■ REQUIREMENT ■
Drop every picture and give the entries back exactly.

[Start INPUT FOR THIS TASK]

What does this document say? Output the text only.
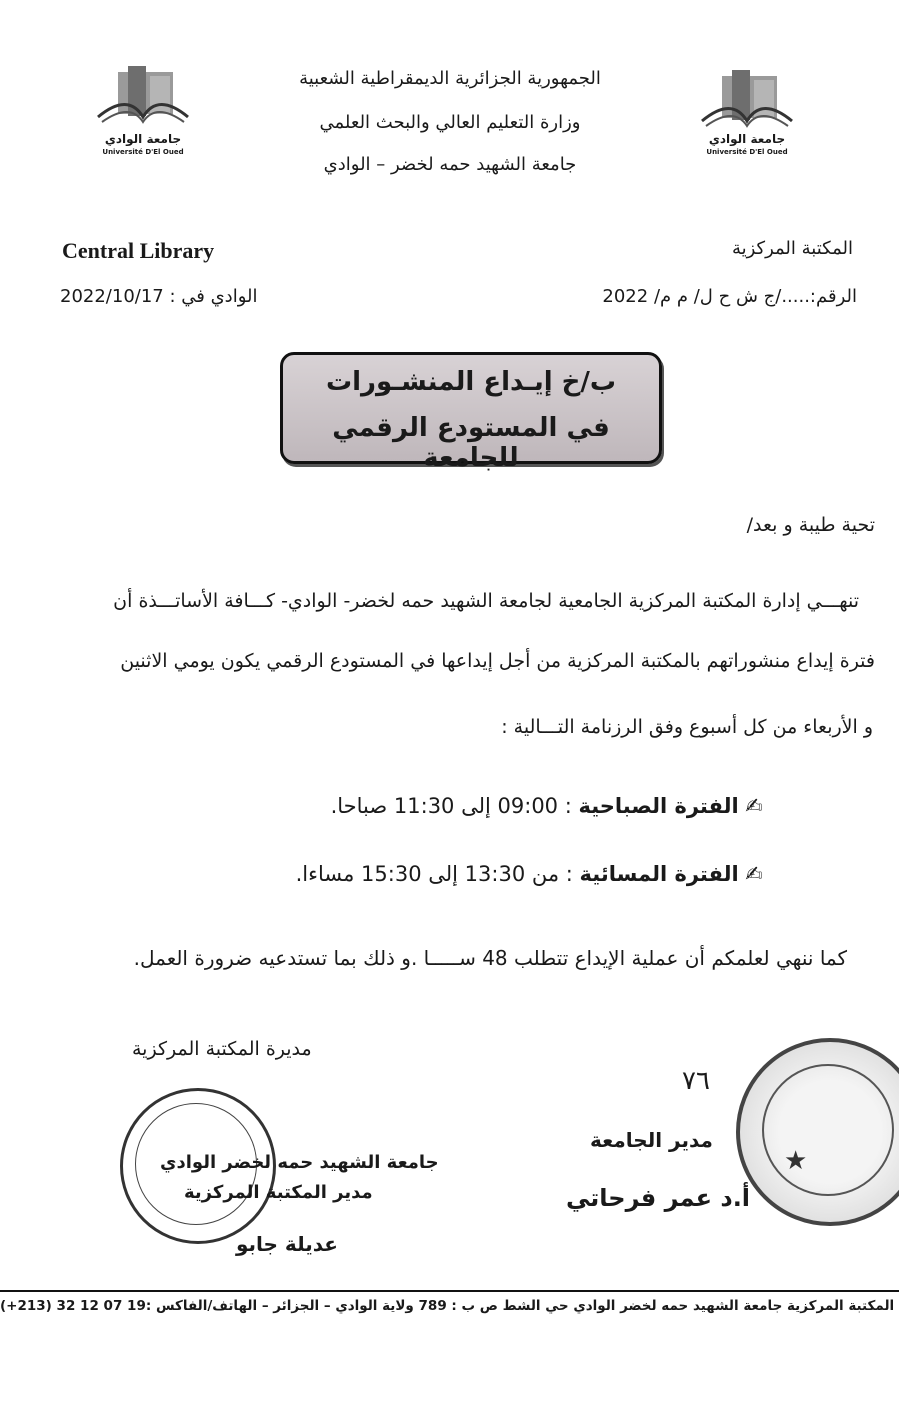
جامعة الوادي
Université D'El Oued
جامعة الوادي
Université D'El Oued
الجمهورية الجزائرية الديمقراطية الشعبية
وزارة التعليم العالي والبحث العلمي
جامعة الشهيد حمه لخضر – الوادي
المكتبة المركزية
Central Library
الرقم:...../ج ش ح ل/ م م/ 2022
الوادي في : 2022/10/17
ب/خ إيـداع المنشـورات
في المستودع الرقمي للجامعة
تحية طيبة و بعد/
تنهـــي إدارة المكتبة المركزية الجامعية لجامعة الشهيد حمه لخضر- الوادي- كـــافة الأساتـــذة أن
فترة إيداع منشوراتهم بالمكتبة المركزية من أجل إيداعها في المستودع الرقمي يكون يومي الاثنين
و الأربعاء من كل أسبوع وفق الرزنامة التـــالية :
✍ الفترة الصباحية : 09:00 إلى 11:30 صباحا.
✍ الفترة المسائية : من 13:30 إلى 15:30 مساءا.
كما ننهي لعلمكم أن عملية الإيداع تتطلب 48 ســـــا .و ذلك بما تستدعيه ضرورة العمل.
مديرة المكتبة المركزية
جامعة الشهيد حمه لخضر الوادي
مدير المكتبة المركزية
عديلة جابو
★
٧٦
مدير الجامعة
أ.د عمر فرحاتي
المكتبة المركزية جامعة الشهيد حمه لخضر الوادي حي الشط ص ب : 789 ولاية الوادي – الجزائر – الهاتف/الفاكس :19 07 12 32 (213+)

[End INPUT FOR THIS TASK]

■ WRITTEN RESPONSE ■
What does this document say? Output the text only.
جامعة الوادي
Université D'El Oued
جامعة الوادي
Université D'El Oued
الجمهورية الجزائرية الديمقراطية الشعبية
وزارة التعليم العالي والبحث العلمي
جامعة الشهيد حمه لخضر – الوادي
المكتبة المركزية
Central Library
الرقم:...../ج ش ح ل/ م م/ 2022
الوادي في : 2022/10/17
ب/خ إيـداع المنشـورات
في المستودع الرقمي للجامعة
تحية طيبة و بعد/
تنهـــي إدارة المكتبة المركزية الجامعية لجامعة الشهيد حمه لخضر- الوادي- كـــافة الأساتـــذة أن
فترة إيداع منشوراتهم بالمكتبة المركزية من أجل إيداعها في المستودع الرقمي يكون يومي الاثنين
و الأربعاء من كل أسبوع وفق الرزنامة التـــالية :
✍ الفترة الصباحية : 09:00 إلى 11:30 صباحا.
✍ الفترة المسائية : من 13:30 إلى 15:30 مساءا.
كما ننهي لعلمكم أن عملية الإيداع تتطلب 48 ســـــا .و ذلك بما تستدعيه ضرورة العمل.
مديرة المكتبة المركزية
جامعة الشهيد حمه لخضر الوادي
مدير المكتبة المركزية
عديلة جابو
★
٧٦
مدير الجامعة
أ.د عمر فرحاتي
المكتبة المركزية جامعة الشهيد حمه لخضر الوادي حي الشط ص ب : 789 ولاية الوادي – الجزائر – الهاتف/الفاكس :19 07 12 32 (213+)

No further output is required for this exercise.